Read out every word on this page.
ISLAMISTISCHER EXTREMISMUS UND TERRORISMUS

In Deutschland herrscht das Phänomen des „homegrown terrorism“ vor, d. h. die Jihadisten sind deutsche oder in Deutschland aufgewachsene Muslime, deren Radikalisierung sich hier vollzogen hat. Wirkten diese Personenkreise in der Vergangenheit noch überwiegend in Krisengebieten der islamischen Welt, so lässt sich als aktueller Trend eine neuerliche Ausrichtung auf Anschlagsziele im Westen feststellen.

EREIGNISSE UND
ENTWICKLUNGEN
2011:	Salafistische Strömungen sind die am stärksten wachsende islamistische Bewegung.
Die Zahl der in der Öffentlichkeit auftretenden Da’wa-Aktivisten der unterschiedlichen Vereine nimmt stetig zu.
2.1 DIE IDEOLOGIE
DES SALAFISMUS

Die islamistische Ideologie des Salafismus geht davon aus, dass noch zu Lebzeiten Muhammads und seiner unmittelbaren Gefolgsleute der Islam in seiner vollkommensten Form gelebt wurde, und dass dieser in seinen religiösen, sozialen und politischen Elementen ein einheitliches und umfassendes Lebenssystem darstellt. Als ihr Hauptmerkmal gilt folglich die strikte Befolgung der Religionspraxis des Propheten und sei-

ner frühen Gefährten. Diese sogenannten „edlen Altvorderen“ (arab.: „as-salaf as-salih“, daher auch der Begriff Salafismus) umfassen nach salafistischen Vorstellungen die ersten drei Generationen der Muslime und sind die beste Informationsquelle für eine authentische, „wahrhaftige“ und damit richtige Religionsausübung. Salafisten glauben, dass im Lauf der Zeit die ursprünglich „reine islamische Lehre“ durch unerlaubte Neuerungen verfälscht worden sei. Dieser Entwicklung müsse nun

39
+ + + + +
Your goal:
Go over the data above and copy every line that has the word "noch" in it.

Solution for this problem:
In Deutschland herrscht das Phänomen des „homegrown terrorism“ vor, d. h. die Jihadisten sind deutsche oder in Deutschland aufgewachsene Muslime, deren Radikalisierung sich hier vollzogen hat. Wirkten diese Personenkreise in der Vergangenheit noch überwiegend in Krisengebieten der islamischen Welt, so lässt sich als aktueller Trend eine neuerliche Ausrichtung auf Anschlagsziele im Westen feststellen.
Die islamistische Ideologie des Salafismus geht davon aus, dass noch zu Lebzeiten Muhammads und seiner unmittelbaren Gefolgsleute der Islam in seiner vollkommensten Form gelebt wurde, und dass dieser in seinen religiösen, sozialen und politischen Elementen ein einheitliches und umfassendes Lebenssystem darstellt. Als ihr Hauptmerkmal gilt folglich die strikte Befolgung der Religionspraxis des Propheten und sei-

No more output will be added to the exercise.